» EXTRACT
— Begin —

Over the years, A Song of Praise Music Festival —the country’s first and only praise songwriting tilt on Philippine television — has stirred us back to the heart of worship and closer to God with uplifting music.
Let’s take a look back at the best songs of praise from ASOP.
ASOP Year 1: PURIHIN MO ANG DIOS, O PILIPINAS
“Purihin mo ang Dios, O Pilipinas Isigaw Mo ang kadakilaan ng pangalan Niya Bawat Pilipino’y magsama-sama Anomang wika o kulay…”
Sung by power ballad diva, Gail Blanco, “Purihin Mo Ang Dios, O Pilipinas” (Praise God, Oh Philippines), by Anton Estrella Jr., is a stirring gospel track giving the Almighty all the praise, honor, and glory.
The song talks about the Philippines as the pearl of the Orient Seas and a blessed nation with its diverse language landscape and colorful mix of cultures.
ASOP Year 2: IKAW
Ang alay Mo’y patawad ‘Di man ako karapat-dapat Ikaw ang Kaibigan kong tapat
Power belter Jona belts our her heartfelt praises in “Ikaw” (You). Penned by professional songwriter Boy Christopher Ramos, the song is another powerful worship anthem that delves deeper into God’s faithfulness and everlasting love as our true and eternal friend.
ASOP Year 3: MAY AWA ANG DIOS
“Sa t’wing tila ‘di na makakayanan Pagsubok na aking pinagdadaanan Ang tanging pag-asang pinanghahawakan May awa ang Dios.”

— End —

» REQUEST A
Name every song title that the praise-song text gives as a year heading.
The records that follow have nothing to do with the praise-song text above; the two come from separate sources.

» DATASET

— Begin —

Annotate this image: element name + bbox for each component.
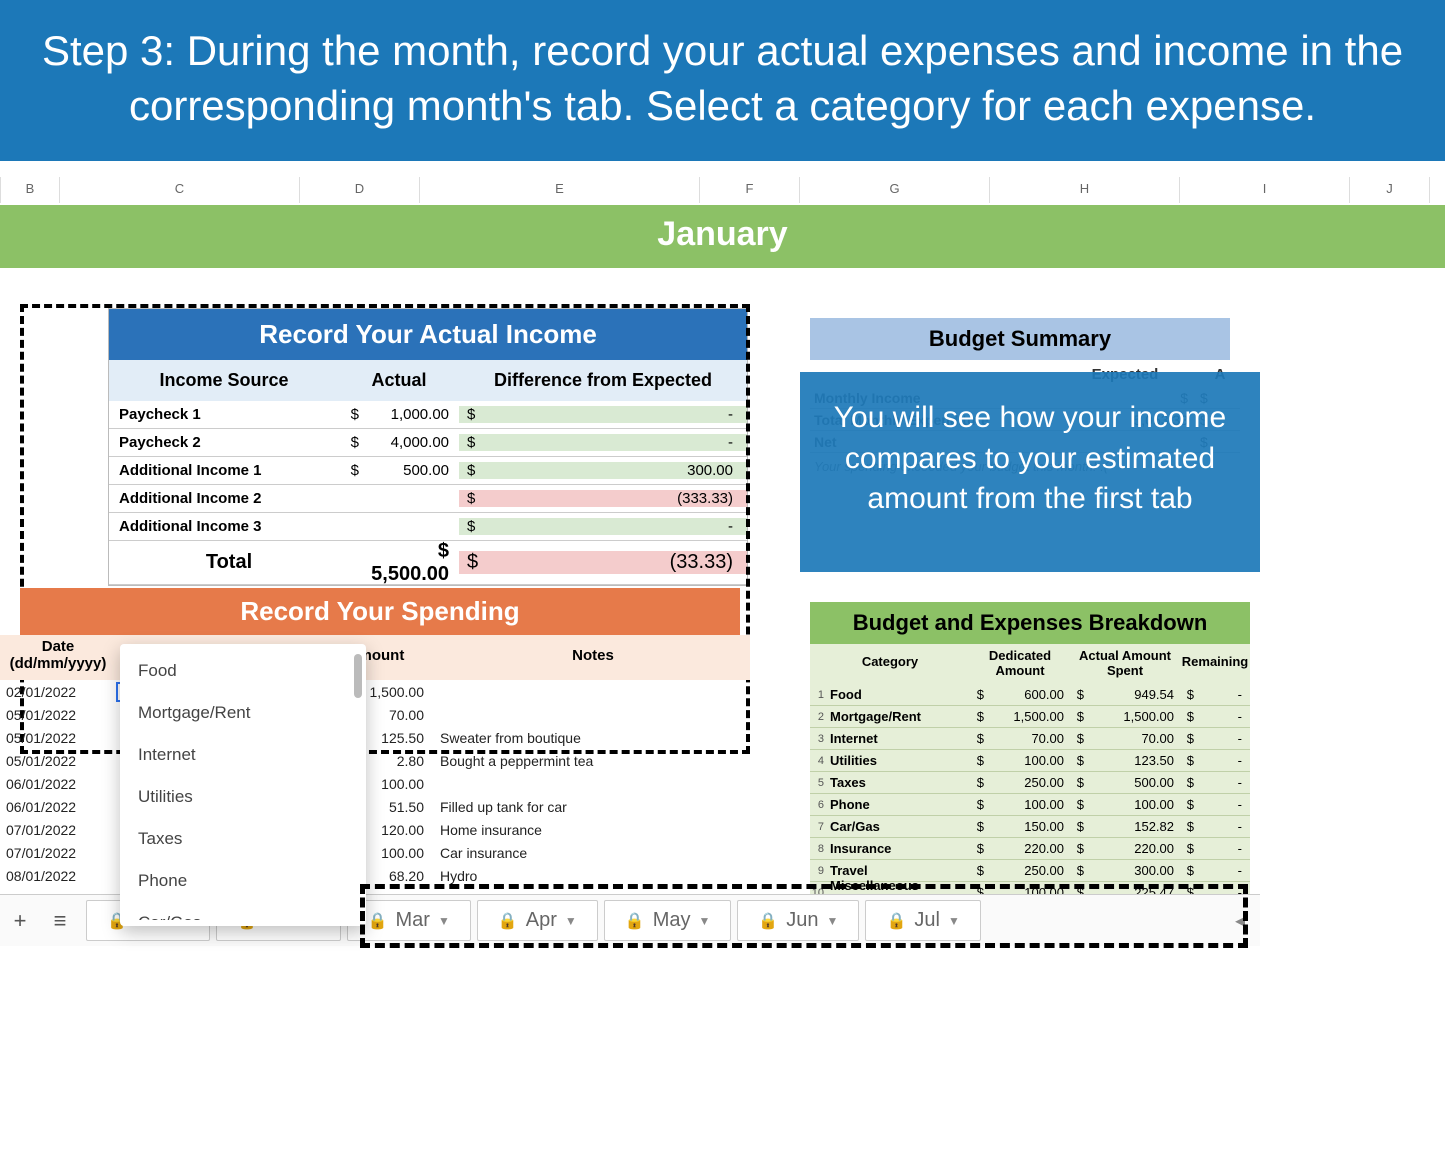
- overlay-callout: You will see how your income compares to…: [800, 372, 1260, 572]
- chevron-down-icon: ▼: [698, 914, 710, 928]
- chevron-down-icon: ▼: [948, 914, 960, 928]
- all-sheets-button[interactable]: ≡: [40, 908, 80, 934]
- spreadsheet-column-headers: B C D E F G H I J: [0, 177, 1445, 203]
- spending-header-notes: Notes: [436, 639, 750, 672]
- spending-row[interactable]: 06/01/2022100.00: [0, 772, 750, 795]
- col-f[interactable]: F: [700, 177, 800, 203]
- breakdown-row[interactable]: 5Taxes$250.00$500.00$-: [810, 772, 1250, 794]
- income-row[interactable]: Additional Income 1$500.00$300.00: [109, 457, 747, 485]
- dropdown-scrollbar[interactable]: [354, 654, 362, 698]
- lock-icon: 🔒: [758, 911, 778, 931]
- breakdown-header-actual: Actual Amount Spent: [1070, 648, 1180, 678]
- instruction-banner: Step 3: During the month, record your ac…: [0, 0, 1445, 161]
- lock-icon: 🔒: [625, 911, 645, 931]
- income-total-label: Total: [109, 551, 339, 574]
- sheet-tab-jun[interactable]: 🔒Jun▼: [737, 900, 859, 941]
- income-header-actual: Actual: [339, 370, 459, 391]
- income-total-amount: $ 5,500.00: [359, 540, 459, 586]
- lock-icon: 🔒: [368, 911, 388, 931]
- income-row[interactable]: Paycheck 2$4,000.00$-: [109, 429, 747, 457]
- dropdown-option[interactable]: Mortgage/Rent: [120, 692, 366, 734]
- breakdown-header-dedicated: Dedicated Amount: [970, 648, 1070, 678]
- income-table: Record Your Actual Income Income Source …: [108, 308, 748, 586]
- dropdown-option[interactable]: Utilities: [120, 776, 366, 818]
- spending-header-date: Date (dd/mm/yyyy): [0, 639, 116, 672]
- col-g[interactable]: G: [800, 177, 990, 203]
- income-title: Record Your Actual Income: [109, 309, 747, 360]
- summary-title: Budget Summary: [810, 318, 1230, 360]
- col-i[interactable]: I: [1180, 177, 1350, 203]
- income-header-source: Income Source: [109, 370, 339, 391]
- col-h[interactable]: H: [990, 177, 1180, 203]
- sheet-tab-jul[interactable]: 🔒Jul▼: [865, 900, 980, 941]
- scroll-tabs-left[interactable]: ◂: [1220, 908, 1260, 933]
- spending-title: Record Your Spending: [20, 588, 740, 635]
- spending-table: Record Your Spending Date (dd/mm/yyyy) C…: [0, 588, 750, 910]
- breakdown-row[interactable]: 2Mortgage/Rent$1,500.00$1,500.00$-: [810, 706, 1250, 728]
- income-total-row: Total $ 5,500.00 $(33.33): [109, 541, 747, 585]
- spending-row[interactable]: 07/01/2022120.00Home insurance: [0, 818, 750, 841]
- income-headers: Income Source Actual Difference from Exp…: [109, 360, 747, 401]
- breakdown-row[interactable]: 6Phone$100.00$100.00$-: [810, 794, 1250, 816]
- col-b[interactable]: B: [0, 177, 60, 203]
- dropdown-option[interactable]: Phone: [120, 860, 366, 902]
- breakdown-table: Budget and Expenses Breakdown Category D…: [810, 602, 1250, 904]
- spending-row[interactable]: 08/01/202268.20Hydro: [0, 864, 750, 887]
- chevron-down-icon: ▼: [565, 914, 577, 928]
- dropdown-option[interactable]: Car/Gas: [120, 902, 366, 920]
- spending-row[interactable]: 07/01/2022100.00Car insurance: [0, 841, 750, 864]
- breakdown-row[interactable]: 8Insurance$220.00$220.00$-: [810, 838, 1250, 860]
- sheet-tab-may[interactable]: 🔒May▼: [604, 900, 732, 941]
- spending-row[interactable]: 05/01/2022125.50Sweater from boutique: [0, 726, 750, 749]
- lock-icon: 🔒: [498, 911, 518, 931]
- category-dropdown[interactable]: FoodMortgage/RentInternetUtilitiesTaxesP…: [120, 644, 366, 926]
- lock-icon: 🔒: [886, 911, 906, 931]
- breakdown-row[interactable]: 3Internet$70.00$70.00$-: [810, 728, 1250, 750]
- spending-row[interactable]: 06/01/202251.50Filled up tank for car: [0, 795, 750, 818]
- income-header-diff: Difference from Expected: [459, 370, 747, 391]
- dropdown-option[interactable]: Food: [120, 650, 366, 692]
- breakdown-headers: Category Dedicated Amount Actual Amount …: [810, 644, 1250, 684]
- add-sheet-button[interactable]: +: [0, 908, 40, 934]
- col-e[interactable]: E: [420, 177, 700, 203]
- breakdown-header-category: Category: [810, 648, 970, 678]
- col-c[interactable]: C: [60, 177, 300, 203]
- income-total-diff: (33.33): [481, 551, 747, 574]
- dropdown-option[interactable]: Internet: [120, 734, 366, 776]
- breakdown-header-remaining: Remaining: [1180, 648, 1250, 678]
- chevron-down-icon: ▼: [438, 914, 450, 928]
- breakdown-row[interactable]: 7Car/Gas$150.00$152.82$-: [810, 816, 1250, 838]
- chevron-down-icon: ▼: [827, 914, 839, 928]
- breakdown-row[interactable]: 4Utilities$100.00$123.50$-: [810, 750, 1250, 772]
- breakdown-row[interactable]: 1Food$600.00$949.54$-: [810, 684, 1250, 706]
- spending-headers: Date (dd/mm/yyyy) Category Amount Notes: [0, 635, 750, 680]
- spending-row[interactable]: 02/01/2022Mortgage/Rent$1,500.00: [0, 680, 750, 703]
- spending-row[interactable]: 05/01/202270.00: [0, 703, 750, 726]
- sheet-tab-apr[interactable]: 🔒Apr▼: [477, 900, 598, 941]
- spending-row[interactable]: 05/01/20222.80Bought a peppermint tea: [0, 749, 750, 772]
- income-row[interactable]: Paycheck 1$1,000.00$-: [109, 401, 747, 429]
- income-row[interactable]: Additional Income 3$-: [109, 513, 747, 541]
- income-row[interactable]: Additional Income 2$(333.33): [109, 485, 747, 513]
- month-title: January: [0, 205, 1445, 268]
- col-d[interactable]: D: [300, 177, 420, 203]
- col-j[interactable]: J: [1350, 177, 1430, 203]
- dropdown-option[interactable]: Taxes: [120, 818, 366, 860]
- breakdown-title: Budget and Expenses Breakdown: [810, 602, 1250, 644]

— End —

» REQUEST B
Copy out, word for word, the records from the line that has "- overlay-callout: You" through the line that has "- dropdown-scrollbar[interactable]: [354, 654, 362, 698]", both included.

» SOLUTION A
- Purihin Mo Ang Dios, O Pilipinas (Year 1)
- Ikaw (Year 2)
- May Awa Ang Dios (Year 3)

» SOLUTION B
- overlay-callout: You will see how your income compares to…: [800, 372, 1260, 572]
- chevron-down-icon: ▼: [698, 914, 710, 928]
- chevron-down-icon: ▼: [948, 914, 960, 928]
- all-sheets-button[interactable]: ≡: [40, 908, 80, 934]
- spreadsheet-column-headers: B C D E F G H I J: [0, 177, 1445, 203]
- spending-header-notes: Notes: [436, 639, 750, 672]
- spending-row[interactable]: 06/01/2022100.00: [0, 772, 750, 795]
- col-f[interactable]: F: [700, 177, 800, 203]
- breakdown-row[interactable]: 5Taxes$250.00$500.00$-: [810, 772, 1250, 794]
- income-row[interactable]: Additional Income 1$500.00$300.00: [109, 457, 747, 485]
- dropdown-scrollbar[interactable]: [354, 654, 362, 698]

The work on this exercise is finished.